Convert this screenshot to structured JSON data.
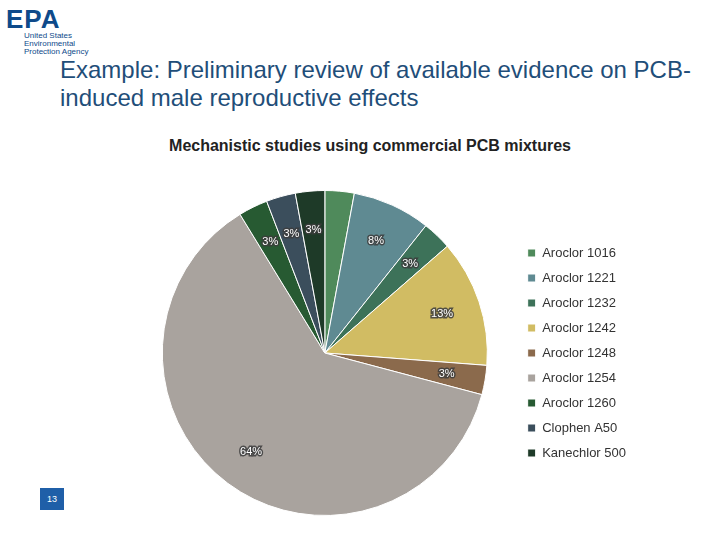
{
  "header": {
    "logo": "EPA",
    "agency": "United States Environmental Protection Agency",
    "title": "Example: Preliminary review of available evidence on PCB-induced male reproductive effects"
  },
  "chart_data": {
    "type": "pie",
    "title": "Mechanistic studies using commercial PCB mixtures",
    "categories": [
      "Aroclor 1016",
      "Aroclor 1221",
      "Aroclor 1232",
      "Aroclor 1242",
      "Aroclor 1248",
      "Aroclor 1254",
      "Aroclor 1260",
      "Clophen A50",
      "Kanechlor 500"
    ],
    "values": [
      3,
      8,
      3,
      13,
      3,
      64,
      3,
      3,
      3
    ],
    "value_labels": [
      null,
      "8%",
      "3%",
      "13%",
      "3%",
      "64%",
      "3%",
      "3%",
      "3%"
    ],
    "colors": [
      "#4f8a5b",
      "#5f8a92",
      "#3d7259",
      "#d1bc63",
      "#8b6a4c",
      "#a9a39e",
      "#275a32",
      "#3b4e5c",
      "#1e3a28"
    ],
    "data_labels": true,
    "legend": "right"
  },
  "page_number": "13"
}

####

■ **Written problem**: Every record above must be given again exactly; drop the pictures.

■ **Task solution**:
Convert this screenshot to structured JSON data.
{
  "header": {
    "logo": "EPA",
    "agency": "United States Environmental Protection Agency",
    "title": "Example: Preliminary review of available evidence on PCB-induced male reproductive effects"
  },
  "chart_data": {
    "type": "pie",
    "title": "Mechanistic studies using commercial PCB mixtures",
    "categories": [
      "Aroclor 1016",
      "Aroclor 1221",
      "Aroclor 1232",
      "Aroclor 1242",
      "Aroclor 1248",
      "Aroclor 1254",
      "Aroclor 1260",
      "Clophen A50",
      "Kanechlor 500"
    ],
    "values": [
      3,
      8,
      3,
      13,
      3,
      64,
      3,
      3,
      3
    ],
    "value_labels": [
      null,
      "8%",
      "3%",
      "13%",
      "3%",
      "64%",
      "3%",
      "3%",
      "3%"
    ],
    "colors": [
      "#4f8a5b",
      "#5f8a92",
      "#3d7259",
      "#d1bc63",
      "#8b6a4c",
      "#a9a39e",
      "#275a32",
      "#3b4e5c",
      "#1e3a28"
    ],
    "data_labels": true,
    "legend": "right"
  },
  "page_number": "13"
}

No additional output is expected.